### What you are asked to do
Copy each line of the material below that includes the string "hyperbaric".

### Record list

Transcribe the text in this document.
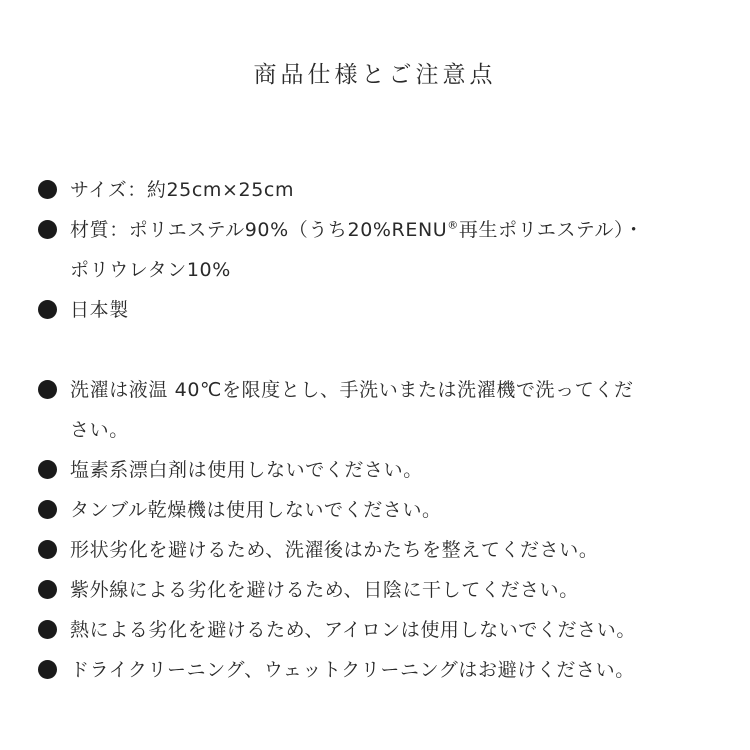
商品仕様とご注意点
サイズ：約25cm×25cm
材質：ポリエステル90%（うち20%RENU®再生ポリエステル）・
ポリウレタン10%
日本製
洗濯は液温 40℃を限度とし、手洗いまたは洗濯機で洗ってくだ
さい。
塩素系漂白剤は使用しないでください。
タンブル乾燥機は使用しないでください。
形状劣化を避けるため、洗濯後はかたちを整えてください。
紫外線による劣化を避けるため、日陰に干してください。
熱による劣化を避けるため、アイロンは使用しないでください。
ドライクリーニング、ウェットクリーニングはお避けください。
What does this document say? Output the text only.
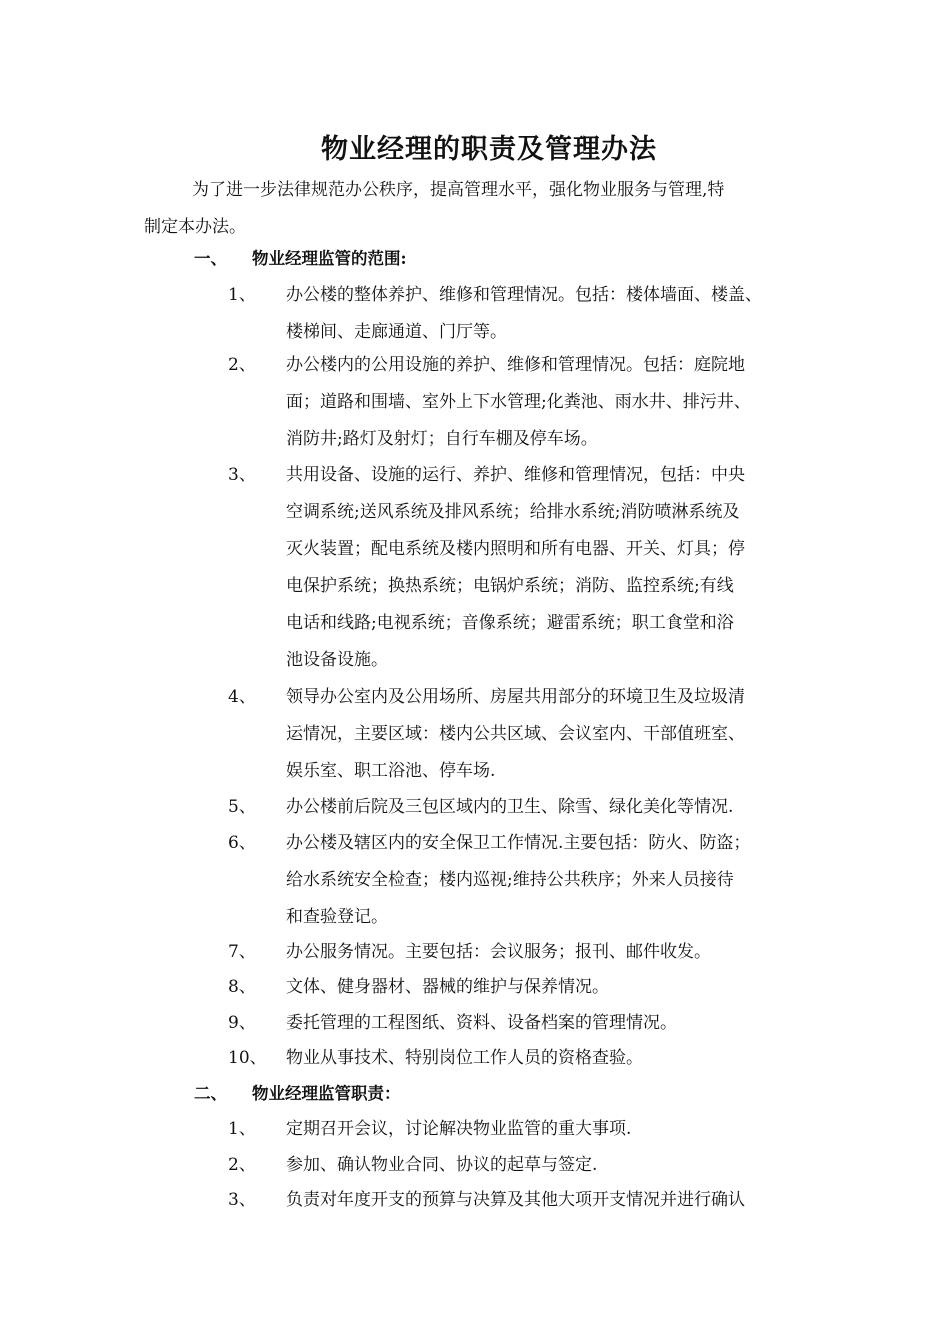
物业经理的职责及管理办法
为了进一步法律规范办公秩序，提高管理水平，强化物业服务与管理,特
制定本办法。
一、 物业经理监管的范围:
1、 办公楼的整体养护、维修和管理情况。包括：楼体墙面、楼盖、
楼梯间、走廊通道、门厅等。
2、 办公楼内的公用设施的养护、维修和管理情况。包括：庭院地
面；道路和围墙、室外上下水管理;化粪池、雨水井、排污井、
消防井;路灯及射灯；自行车棚及停车场。
3、 共用设备、设施的运行、养护、维修和管理情况，包括：中央
空调系统;送风系统及排风系统；给排水系统;消防喷淋系统及
灭火装置；配电系统及楼内照明和所有电器、开关、灯具；停
电保护系统；换热系统；电锅炉系统；消防、监控系统;有线
电话和线路;电视系统；音像系统；避雷系统；职工食堂和浴
池设备设施。
4、 领导办公室内及公用场所、房屋共用部分的环境卫生及垃圾清
运情况，主要区域：楼内公共区域、会议室内、干部值班室、
娱乐室、职工浴池、停车场.
5、 办公楼前后院及三包区域内的卫生、除雪、绿化美化等情况.
6、 办公楼及辖区内的安全保卫工作情况.主要包括：防火、防盗；
给水系统安全检查；楼内巡视;维持公共秩序；外来人员接待
和查验登记。
7、 办公服务情况。主要包括：会议服务；报刊、邮件收发。
8、 文体、健身器材、器械的维护与保养情况。
9、 委托管理的工程图纸、资料、设备档案的管理情况。
10、 物业从事技术、特别岗位工作人员的资格查验。
二、 物业经理监管职责：
1、 定期召开会议，讨论解决物业监管的重大事项.
2、 参加、确认物业合同、协议的起草与签定.
3、 负责对年度开支的预算与决算及其他大项开支情况并进行确认
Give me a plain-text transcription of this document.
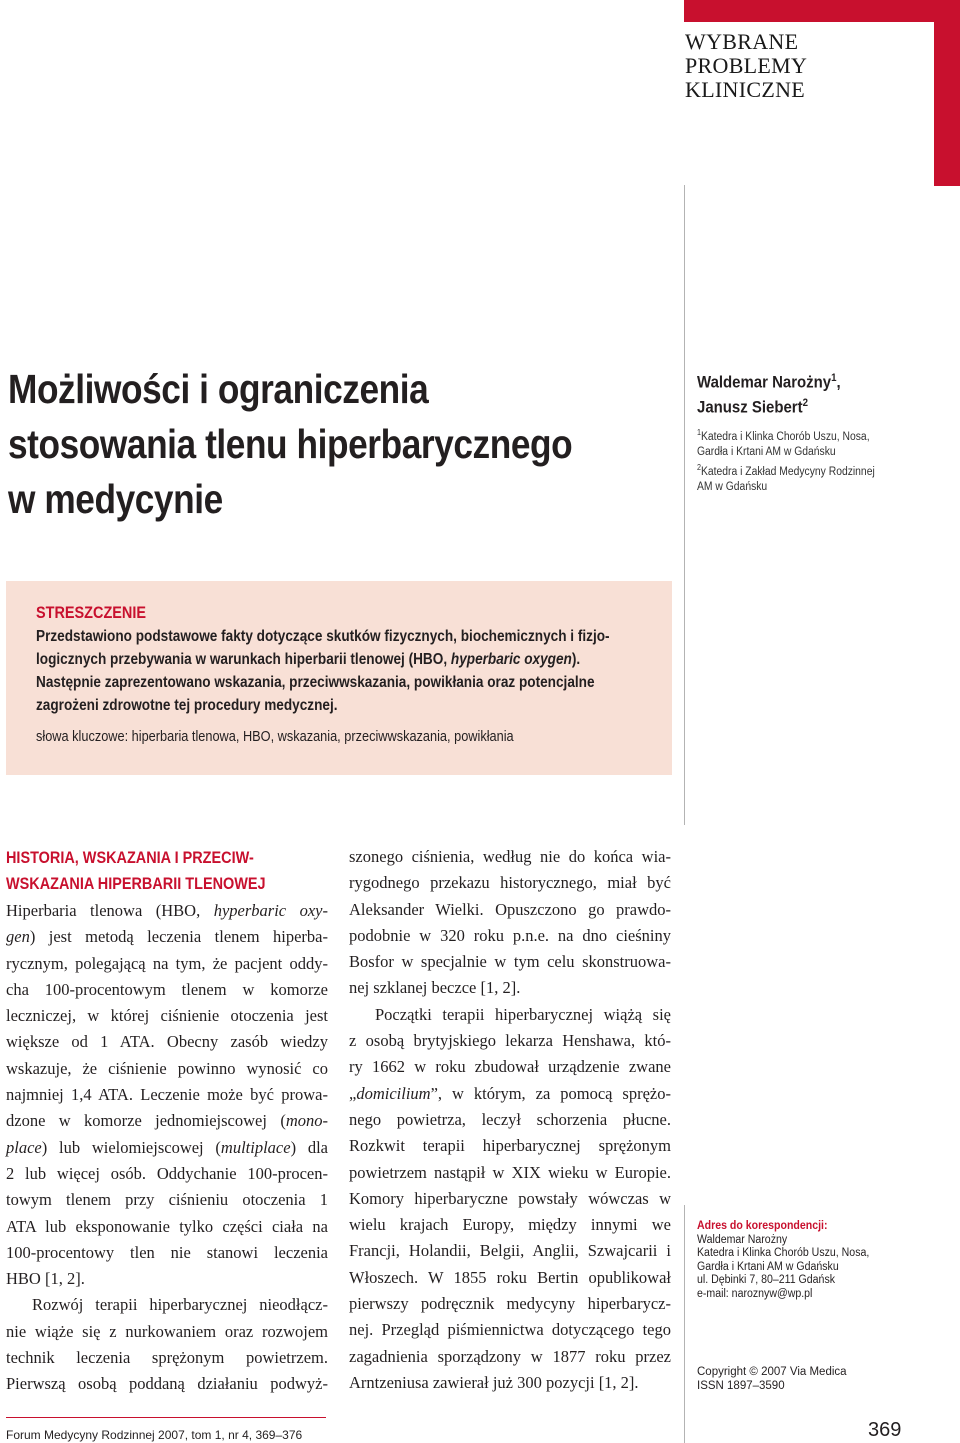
WYBRANE
PROBLEMY
KLINICZNE
Możliwości i ograniczenia
stosowania tlenu hiperbarycznego
w medycynie
Waldemar Narożny$^1$,
Janusz Siebert$^2$
$^1$Katedra i Klinka Chorób Uszu, Nosa,
Gardła i Krtani AM w Gdańsku
$^2$Katedra i Zakład Medycyny Rodzinnej
AM w Gdańsku
STRESZCZENIE
Przedstawiono podstawowe fakty dotyczące skutków fizycznych, biochemicznych i fizjo-
logicznych przebywania w warunkach hiperbarii tlenowej (HBO, hyperbaric oxygen).
Następnie zaprezentowano wskazania, przeciwwskazania, powikłania oraz potencjalne
zagrożeni zdrowotne tej procedury medycznej.
słowa kluczowe: hiperbaria tlenowa, HBO, wskazania, przeciwwskazania, powikłania
HISTORIA, WSKAZANIA I PRZECIW-
WSKAZANIA HIPERBARII TLENOWEJ
Hiperbaria tlenowa (HBO, hyperbaric oxy-
gen) jest metodą leczenia tlenem hiperba-
rycznym, polegającą na tym, że pacjent oddy-
cha 100-procentowym tlenem w komorze
leczniczej, w której ciśnienie otoczenia jest
większe od 1 ATA. Obecny zasób wiedzy
wskazuje, że ciśnienie powinno wynosić co
najmniej 1,4 ATA. Leczenie może być prowa-
dzone w komorze jednomiejscowej (mono-
place) lub wielomiejscowej (multiplace) dla
2 lub więcej osób. Oddychanie 100-procen-
towym tlenem przy ciśnieniu otoczenia 1
ATA lub eksponowanie tylko części ciała na
100-procentowy tlen nie stanowi leczenia
HBO [1, 2].
Rozwój terapii hiperbarycznej nieodłącz-
nie wiąże się z nurkowaniem oraz rozwojem
technik leczenia sprężonym powietrzem.
Pierwszą osobą poddaną działaniu podwyż-
szonego ciśnienia, według nie do końca wia-
rygodnego przekazu historycznego, miał być
Aleksander Wielki. Opuszczono go prawdo-
podobnie w 320 roku p.n.e. na dno cieśniny
Bosfor w specjalnie w tym celu skonstruowa-
nej szklanej beczce [1, 2].
Początki terapii hiperbarycznej wiążą się
z osobą brytyjskiego lekarza Henshawa, któ-
ry 1662 w roku zbudował urządzenie zwane
„domicilium”, w którym, za pomocą sprężo-
nego powietrza, leczył schorzenia płucne.
Rozkwit terapii hiperbarycznej sprężonym
powietrzem nastąpił w XIX wieku w Europie.
Komory hiperbaryczne powstały wówczas w
wielu krajach Europy, między innymi we
Francji, Holandii, Belgii, Anglii, Szwajcarii i
Włoszech. W 1855 roku Bertin opublikował
pierwszy podręcznik medycyny hiperbarycz-
nej. Przegląd piśmiennictwa dotyczącego tego
zagadnienia sporządzony w 1877 roku przez
Arntzeniusa zawierał już 300 pozycji [1, 2].
Adres do korespondencji:
Waldemar Narożny
Katedra i Klinka Chorób Uszu, Nosa,
Gardła i Krtani AM w Gdańsku
ul. Dębinki 7, 80–211 Gdańsk
e-mail: naroznyw@wp.pl
Copyright © 2007 Via Medica
ISSN 1897–3590
Forum Medycyny Rodzinnej 2007, tom 1, nr 4, 369–376	369
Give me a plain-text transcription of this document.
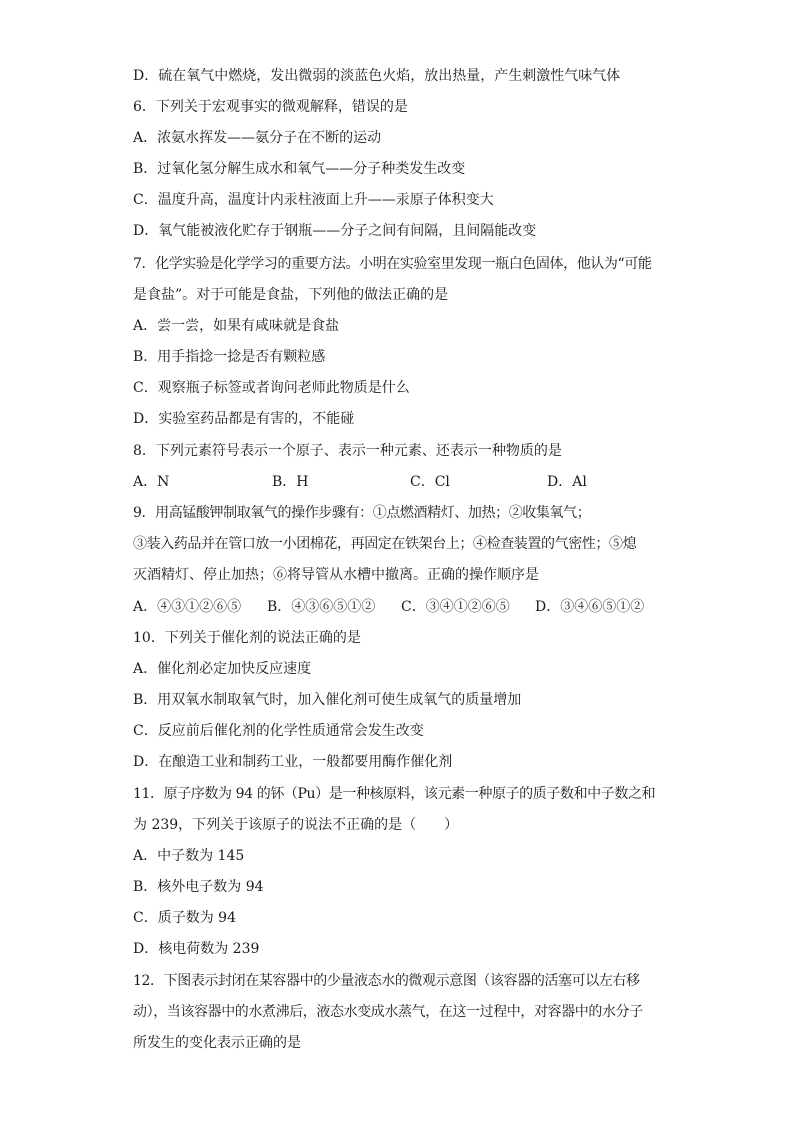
D．硫在氧气中燃烧，发出微弱的淡蓝色火焰，放出热量，产生刺激性气味气体
6．下列关于宏观事实的微观解释，错误的是
A．浓氨水挥发——氨分子在不断的运动
B．过氧化氢分解生成水和氧气——分子种类发生改变
C．温度升高，温度计内汞柱液面上升——汞原子体积变大
D．氧气能被液化贮存于钢瓶——分子之间有间隔，且间隔能改变
7．化学实验是化学学习的重要方法。小明在实验室里发现一瓶白色固体，他认为“可能
是食盐”。对于可能是食盐，下列他的做法正确的是
A．尝一尝，如果有咸味就是食盐
B．用手指捻一捻是否有颗粒感
C．观察瓶子标签或者询问老师此物质是什么
D．实验室药品都是有害的，不能碰
8．下列元素符号表示一个原子、表示一种元素、还表示一种物质的是
A．N	B．H	C．Cl	D．Al
9．用高锰酸钾制取氧气的操作步骤有：①点燃酒精灯、加热；②收集氧气；
③装入药品并在管口放一小团棉花，再固定在铁架台上；④检查装置的气密性；⑤熄
灭酒精灯、停止加热；⑥将导管从水槽中撤离。正确的操作顺序是
A．④③①②⑥⑤ B．④③⑥⑤①② C．③④①②⑥⑤ D．③④⑥⑤①②
10．下列关于催化剂的说法正确的是
A．催化剂必定加快反应速度
B．用双氧水制取氧气时，加入催化剂可使生成氧气的质量增加
C．反应前后催化剂的化学性质通常会发生改变
D．在酿造工业和制药工业，一般都要用酶作催化剂
11．原子序数为 94 的钚（Pu）是一种核原料，该元素一种原子的质子数和中子数之和
为 239，下列关于该原子的说法不正确的是（　　）
A．中子数为 145
B．核外电子数为 94
C．质子数为 94
D．核电荷数为 239
12．下图表示封闭在某容器中的少量液态水的微观示意图（该容器的活塞可以左右移
动），当该容器中的水煮沸后，液态水变成水蒸气，在这一过程中，对容器中的水分子
所发生的变化表示正确的是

### Response to the task
logicznych przebywania w warunkach hiperbarii tlenowej (HBO, hyperbaric oxygen).
Hiperbaria tlenowa (HBO, hyperbaric oxy-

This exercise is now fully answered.